### Requirements:
Search the records for "materia" and copy each line that holds it.
### Given data
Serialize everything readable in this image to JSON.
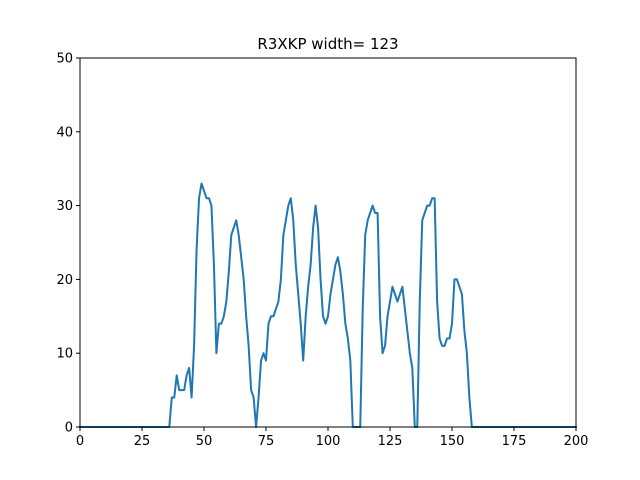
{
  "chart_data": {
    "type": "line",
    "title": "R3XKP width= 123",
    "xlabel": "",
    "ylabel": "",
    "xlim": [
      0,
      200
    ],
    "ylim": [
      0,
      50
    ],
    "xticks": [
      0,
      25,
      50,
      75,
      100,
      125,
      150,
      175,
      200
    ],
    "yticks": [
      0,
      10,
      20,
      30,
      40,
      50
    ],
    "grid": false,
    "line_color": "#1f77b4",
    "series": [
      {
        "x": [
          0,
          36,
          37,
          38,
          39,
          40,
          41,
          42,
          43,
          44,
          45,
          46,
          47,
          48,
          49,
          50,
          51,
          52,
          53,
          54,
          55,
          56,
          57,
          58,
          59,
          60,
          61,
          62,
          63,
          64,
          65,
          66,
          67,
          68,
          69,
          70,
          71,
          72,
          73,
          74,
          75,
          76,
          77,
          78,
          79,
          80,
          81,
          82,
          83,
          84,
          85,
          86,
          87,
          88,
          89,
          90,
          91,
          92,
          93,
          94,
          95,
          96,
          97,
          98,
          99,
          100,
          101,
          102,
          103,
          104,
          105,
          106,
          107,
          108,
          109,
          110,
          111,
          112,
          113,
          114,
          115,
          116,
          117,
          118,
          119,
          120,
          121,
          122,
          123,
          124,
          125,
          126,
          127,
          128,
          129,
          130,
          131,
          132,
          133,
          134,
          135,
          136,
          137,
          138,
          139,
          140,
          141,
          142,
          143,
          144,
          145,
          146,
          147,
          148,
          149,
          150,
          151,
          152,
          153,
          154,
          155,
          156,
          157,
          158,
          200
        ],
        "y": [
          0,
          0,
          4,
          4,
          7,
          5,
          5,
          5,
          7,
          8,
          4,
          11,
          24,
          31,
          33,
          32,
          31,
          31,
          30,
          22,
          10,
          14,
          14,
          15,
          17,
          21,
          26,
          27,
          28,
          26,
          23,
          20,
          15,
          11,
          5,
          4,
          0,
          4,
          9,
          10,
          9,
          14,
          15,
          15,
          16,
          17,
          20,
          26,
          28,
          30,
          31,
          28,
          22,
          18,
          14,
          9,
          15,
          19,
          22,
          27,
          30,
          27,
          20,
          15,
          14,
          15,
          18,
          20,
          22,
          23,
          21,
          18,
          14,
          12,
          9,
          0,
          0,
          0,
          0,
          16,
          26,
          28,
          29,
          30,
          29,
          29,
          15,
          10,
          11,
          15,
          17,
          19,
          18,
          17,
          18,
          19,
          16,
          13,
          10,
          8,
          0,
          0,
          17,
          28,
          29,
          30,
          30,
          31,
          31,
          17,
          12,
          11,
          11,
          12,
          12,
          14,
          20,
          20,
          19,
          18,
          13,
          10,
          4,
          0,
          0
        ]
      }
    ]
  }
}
######
### Given data
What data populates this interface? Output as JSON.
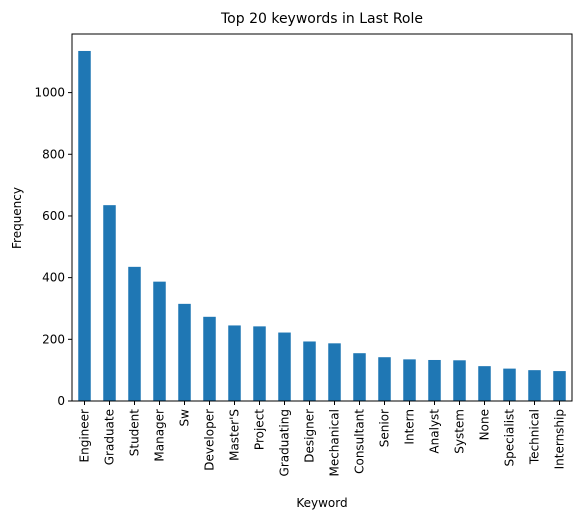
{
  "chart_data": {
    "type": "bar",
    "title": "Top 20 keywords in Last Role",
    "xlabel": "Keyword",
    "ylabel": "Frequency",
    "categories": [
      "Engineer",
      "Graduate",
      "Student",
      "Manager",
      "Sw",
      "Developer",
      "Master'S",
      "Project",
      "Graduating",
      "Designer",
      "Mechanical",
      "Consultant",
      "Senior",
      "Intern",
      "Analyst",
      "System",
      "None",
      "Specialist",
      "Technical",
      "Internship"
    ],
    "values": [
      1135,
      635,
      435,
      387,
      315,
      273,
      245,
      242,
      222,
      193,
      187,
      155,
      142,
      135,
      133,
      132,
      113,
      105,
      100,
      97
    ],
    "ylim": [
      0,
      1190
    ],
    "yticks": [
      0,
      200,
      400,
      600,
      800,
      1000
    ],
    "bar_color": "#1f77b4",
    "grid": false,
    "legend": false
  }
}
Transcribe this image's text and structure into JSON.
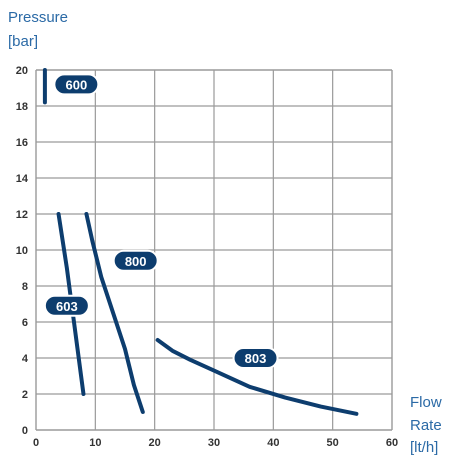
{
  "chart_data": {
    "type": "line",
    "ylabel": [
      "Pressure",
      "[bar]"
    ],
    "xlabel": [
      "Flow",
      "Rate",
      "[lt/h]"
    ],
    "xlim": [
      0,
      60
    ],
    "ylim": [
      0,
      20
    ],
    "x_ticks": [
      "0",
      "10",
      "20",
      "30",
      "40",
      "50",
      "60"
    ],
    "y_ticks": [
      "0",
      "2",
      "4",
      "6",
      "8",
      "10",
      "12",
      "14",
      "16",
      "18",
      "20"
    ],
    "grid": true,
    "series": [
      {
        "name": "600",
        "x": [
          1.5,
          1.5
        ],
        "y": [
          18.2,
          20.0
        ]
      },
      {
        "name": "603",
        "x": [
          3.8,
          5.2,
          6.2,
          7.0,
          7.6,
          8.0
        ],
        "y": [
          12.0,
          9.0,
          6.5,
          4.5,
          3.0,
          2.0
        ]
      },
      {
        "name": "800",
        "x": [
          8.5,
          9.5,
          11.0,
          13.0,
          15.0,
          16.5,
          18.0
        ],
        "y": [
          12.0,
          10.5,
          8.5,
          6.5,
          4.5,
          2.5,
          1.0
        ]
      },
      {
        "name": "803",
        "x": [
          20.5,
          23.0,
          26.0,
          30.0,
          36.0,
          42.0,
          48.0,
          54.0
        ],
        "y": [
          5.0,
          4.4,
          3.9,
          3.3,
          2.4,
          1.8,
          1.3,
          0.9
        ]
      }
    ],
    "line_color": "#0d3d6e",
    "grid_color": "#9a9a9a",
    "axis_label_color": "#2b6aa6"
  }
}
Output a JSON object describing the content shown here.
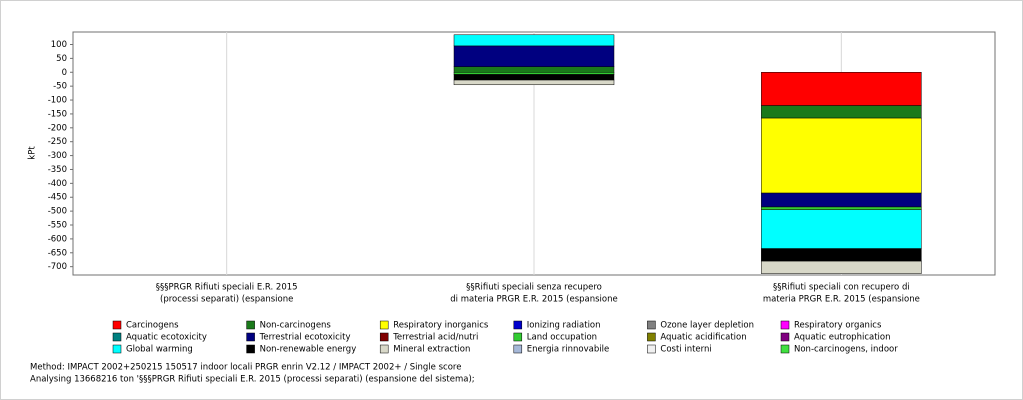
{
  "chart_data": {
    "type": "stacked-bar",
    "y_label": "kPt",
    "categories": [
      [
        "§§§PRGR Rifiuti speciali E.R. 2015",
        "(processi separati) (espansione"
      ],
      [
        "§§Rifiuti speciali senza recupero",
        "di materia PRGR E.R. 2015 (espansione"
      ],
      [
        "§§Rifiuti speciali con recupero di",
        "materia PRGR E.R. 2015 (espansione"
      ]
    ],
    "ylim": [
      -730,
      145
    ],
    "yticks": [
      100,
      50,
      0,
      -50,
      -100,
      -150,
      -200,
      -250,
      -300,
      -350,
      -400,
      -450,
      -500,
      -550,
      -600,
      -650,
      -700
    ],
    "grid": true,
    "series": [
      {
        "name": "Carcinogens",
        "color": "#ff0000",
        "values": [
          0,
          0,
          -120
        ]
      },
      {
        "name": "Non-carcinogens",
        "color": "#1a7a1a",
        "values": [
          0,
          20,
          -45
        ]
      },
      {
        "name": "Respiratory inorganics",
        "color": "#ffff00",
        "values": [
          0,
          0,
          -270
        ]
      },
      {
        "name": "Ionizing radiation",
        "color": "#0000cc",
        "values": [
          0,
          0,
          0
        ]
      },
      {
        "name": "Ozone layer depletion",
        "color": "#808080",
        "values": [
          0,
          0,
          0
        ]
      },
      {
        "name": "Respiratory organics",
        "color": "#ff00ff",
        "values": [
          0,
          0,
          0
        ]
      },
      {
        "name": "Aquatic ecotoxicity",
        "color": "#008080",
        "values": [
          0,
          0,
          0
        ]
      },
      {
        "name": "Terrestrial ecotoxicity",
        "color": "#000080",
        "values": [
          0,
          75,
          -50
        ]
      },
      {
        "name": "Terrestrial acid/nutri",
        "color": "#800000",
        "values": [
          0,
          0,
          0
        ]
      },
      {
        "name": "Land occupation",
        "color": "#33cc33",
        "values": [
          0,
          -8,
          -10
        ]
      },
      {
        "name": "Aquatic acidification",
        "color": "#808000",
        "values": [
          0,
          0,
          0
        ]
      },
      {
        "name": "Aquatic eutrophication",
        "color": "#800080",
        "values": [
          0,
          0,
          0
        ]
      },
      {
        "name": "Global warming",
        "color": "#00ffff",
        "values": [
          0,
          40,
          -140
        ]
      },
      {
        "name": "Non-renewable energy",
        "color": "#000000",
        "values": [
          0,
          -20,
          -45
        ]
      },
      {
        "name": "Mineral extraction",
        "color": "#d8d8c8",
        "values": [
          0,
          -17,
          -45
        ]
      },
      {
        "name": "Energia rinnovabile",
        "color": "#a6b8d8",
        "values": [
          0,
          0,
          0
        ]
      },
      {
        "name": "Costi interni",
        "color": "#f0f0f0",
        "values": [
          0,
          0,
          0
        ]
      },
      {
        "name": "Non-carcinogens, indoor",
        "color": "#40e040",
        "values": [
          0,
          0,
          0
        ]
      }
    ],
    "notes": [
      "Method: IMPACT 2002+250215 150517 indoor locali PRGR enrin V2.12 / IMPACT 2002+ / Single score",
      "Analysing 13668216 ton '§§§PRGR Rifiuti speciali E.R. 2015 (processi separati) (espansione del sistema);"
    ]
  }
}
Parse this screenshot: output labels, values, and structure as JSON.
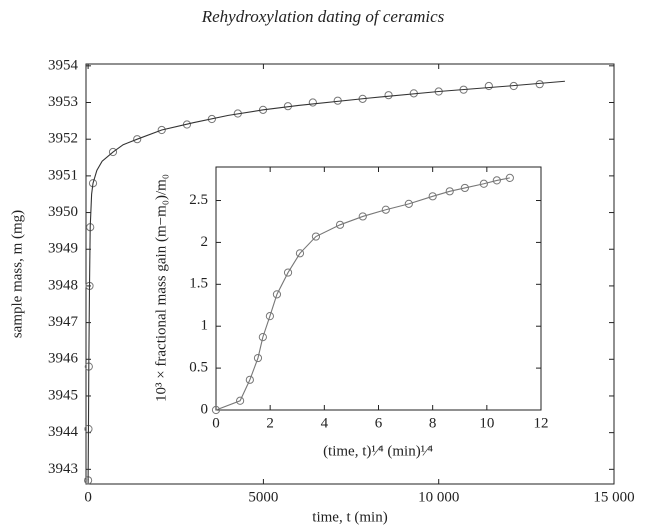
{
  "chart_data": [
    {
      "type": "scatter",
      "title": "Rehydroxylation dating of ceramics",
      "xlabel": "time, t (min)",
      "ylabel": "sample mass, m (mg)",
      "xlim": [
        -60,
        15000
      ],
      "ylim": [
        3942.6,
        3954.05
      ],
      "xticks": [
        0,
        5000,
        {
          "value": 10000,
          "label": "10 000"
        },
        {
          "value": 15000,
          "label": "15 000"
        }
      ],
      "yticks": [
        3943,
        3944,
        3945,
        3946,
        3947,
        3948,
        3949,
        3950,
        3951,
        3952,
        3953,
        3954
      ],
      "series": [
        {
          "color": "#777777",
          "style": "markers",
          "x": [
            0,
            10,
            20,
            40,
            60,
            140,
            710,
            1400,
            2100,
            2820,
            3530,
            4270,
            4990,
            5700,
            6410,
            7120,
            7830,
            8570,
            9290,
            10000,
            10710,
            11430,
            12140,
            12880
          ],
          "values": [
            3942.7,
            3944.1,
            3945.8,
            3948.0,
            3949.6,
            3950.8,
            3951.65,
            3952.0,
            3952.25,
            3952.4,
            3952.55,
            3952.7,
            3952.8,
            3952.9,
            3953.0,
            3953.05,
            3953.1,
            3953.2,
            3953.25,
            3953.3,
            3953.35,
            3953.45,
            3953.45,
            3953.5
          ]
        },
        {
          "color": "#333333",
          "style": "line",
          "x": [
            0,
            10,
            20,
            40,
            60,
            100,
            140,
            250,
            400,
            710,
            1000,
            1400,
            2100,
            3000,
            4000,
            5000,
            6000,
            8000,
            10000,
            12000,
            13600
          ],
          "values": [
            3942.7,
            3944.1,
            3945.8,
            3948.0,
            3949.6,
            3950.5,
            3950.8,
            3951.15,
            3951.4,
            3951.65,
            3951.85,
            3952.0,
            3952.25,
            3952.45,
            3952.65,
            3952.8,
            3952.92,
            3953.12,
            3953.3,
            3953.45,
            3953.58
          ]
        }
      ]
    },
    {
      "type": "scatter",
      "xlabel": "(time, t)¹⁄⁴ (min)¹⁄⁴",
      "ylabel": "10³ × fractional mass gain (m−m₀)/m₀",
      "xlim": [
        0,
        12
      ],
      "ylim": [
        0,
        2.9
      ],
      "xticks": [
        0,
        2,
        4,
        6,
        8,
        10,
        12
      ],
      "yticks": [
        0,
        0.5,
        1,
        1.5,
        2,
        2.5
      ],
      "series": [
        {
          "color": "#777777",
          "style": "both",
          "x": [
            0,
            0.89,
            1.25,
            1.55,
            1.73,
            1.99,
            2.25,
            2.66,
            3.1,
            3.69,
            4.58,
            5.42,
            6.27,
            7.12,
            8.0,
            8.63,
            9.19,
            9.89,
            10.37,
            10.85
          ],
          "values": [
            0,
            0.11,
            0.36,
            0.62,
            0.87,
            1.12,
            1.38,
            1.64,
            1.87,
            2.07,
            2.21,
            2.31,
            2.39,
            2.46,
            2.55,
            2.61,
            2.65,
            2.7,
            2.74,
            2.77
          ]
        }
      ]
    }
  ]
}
######
### Result for this task:
        "di materia PRGR E.R. 2015 (espansione"
        "materia PRGR E.R. 2015 (espansione"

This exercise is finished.